Exercise details — Lines containing the word "อมสภาพ" are to be located and copied.

══════

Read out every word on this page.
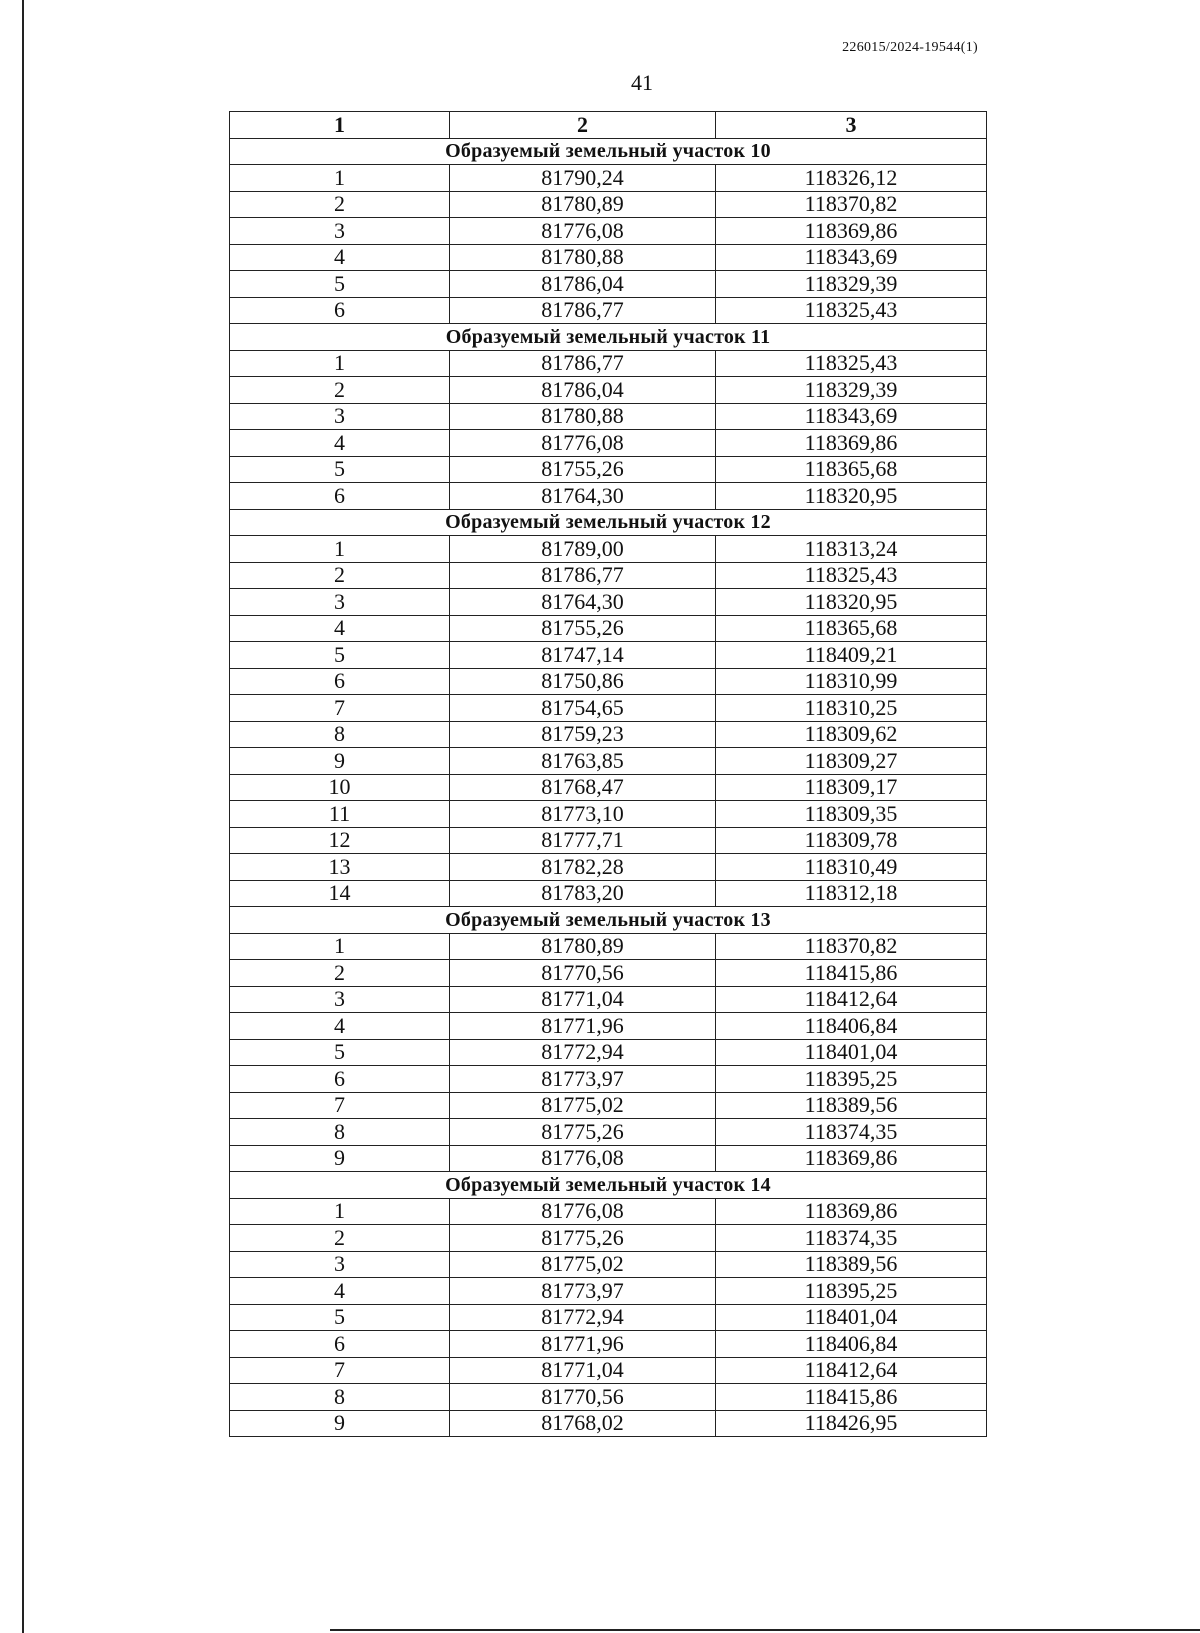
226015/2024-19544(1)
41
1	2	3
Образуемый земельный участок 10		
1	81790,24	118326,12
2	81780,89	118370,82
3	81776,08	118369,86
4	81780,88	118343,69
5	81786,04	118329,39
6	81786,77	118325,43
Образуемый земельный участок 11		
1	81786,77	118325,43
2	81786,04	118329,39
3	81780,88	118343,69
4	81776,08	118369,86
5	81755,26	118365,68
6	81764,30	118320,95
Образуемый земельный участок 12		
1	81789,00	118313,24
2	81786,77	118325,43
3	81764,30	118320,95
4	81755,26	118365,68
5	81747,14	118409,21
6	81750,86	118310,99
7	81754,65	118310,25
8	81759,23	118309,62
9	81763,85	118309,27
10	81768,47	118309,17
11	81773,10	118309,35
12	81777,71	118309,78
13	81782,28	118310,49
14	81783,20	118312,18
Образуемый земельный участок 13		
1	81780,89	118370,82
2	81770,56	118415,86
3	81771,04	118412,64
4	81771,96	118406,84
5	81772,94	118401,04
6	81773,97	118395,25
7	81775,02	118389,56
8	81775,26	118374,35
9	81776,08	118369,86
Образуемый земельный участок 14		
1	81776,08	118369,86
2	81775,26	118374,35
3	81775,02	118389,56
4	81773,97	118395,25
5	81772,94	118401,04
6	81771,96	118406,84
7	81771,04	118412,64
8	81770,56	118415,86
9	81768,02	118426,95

══════

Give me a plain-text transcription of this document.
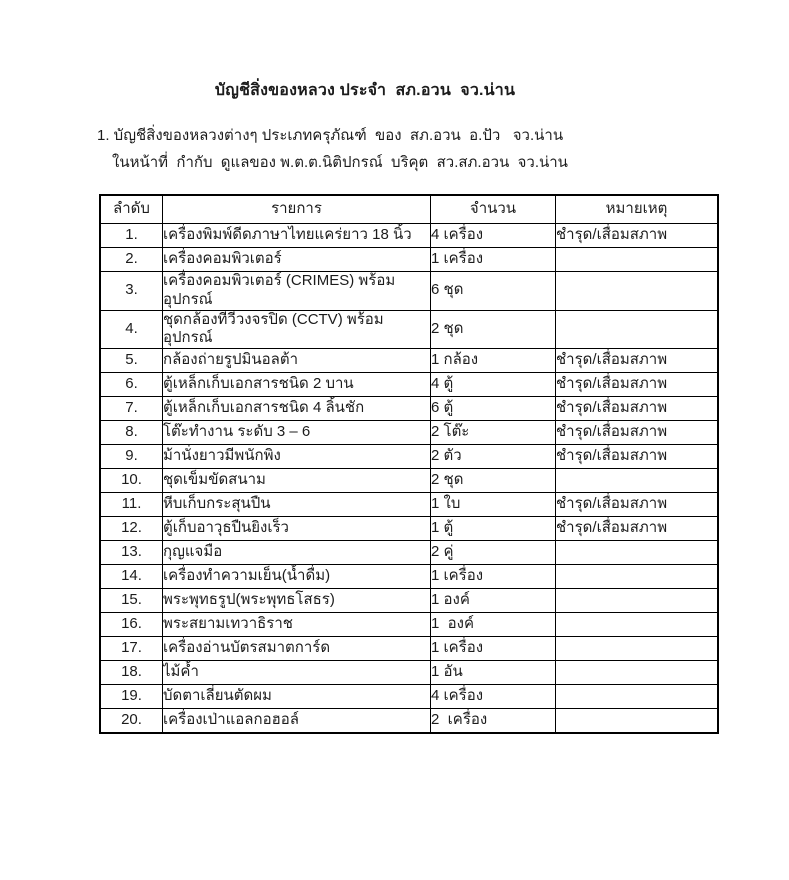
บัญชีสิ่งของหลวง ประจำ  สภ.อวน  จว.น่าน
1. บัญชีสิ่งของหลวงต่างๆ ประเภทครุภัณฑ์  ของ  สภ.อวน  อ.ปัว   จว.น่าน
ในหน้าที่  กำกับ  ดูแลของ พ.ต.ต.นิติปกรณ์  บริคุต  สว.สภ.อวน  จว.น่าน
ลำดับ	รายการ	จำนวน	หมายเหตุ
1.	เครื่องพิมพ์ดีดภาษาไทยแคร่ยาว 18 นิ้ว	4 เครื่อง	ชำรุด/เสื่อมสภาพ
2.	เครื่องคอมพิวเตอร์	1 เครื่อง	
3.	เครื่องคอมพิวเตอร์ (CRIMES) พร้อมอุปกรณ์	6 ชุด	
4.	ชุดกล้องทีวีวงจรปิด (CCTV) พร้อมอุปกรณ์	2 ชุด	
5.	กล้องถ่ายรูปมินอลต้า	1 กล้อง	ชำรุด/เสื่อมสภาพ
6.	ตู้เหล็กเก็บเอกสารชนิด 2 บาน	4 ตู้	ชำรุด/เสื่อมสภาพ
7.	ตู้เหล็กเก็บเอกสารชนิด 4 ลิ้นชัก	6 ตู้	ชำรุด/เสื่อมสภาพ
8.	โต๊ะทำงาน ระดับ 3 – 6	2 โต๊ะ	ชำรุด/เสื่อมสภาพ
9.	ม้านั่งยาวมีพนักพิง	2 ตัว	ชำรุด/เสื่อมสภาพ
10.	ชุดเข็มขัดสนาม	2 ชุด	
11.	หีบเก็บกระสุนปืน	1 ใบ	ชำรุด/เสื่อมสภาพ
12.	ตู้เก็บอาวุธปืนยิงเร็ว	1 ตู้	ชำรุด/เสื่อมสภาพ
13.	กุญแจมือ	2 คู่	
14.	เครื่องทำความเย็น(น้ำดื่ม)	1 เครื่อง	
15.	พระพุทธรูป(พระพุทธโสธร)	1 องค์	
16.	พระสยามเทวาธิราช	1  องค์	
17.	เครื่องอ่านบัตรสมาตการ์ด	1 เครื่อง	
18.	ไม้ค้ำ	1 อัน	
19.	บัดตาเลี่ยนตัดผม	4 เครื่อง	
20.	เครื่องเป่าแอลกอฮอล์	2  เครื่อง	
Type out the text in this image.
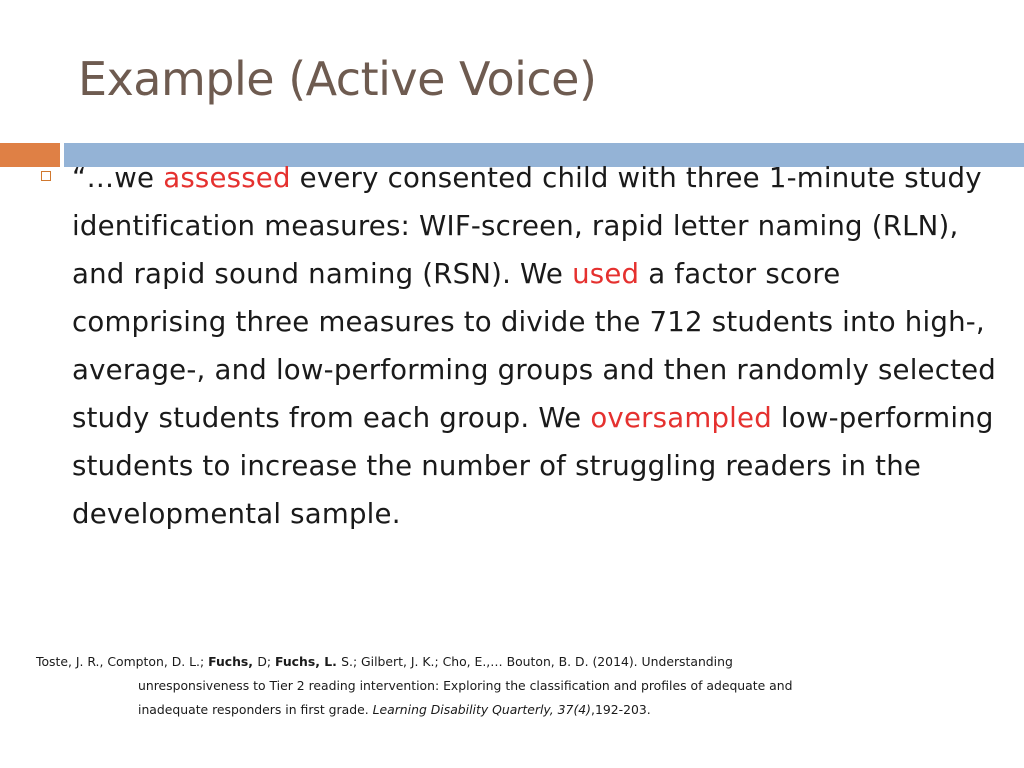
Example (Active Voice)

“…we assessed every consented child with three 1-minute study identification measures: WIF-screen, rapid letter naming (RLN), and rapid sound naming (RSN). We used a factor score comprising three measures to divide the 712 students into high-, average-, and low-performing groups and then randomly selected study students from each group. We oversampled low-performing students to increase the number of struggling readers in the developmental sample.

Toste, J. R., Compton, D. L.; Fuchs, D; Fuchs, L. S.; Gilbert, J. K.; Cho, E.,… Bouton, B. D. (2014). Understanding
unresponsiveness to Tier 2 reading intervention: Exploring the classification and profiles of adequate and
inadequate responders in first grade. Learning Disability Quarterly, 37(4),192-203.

══════

Reply —
1.	เครื่องพิมพ์ดีดภาษาไทยแคร่ยาว 18 นิ้ว	4 เครื่อง	ชำรุด/เสื่อมสภาพ
5.	กล้องถ่ายรูปมินอลต้า	1 กล้อง	ชำรุด/เสื่อมสภาพ
6.	ตู้เหล็กเก็บเอกสารชนิด 2 บาน	4 ตู้	ชำรุด/เสื่อมสภาพ
7.	ตู้เหล็กเก็บเอกสารชนิด 4 ลิ้นชัก	6 ตู้	ชำรุด/เสื่อมสภาพ
8.	โต๊ะทำงาน ระดับ 3 – 6	2 โต๊ะ	ชำรุด/เสื่อมสภาพ
9.	ม้านั่งยาวมีพนักพิง	2 ตัว	ชำรุด/เสื่อมสภาพ
11.	หีบเก็บกระสุนปืน	1 ใบ	ชำรุด/เสื่อมสภาพ
12.	ตู้เก็บอาวุธปืนยิงเร็ว	1 ตู้	ชำรุด/เสื่อมสภาพ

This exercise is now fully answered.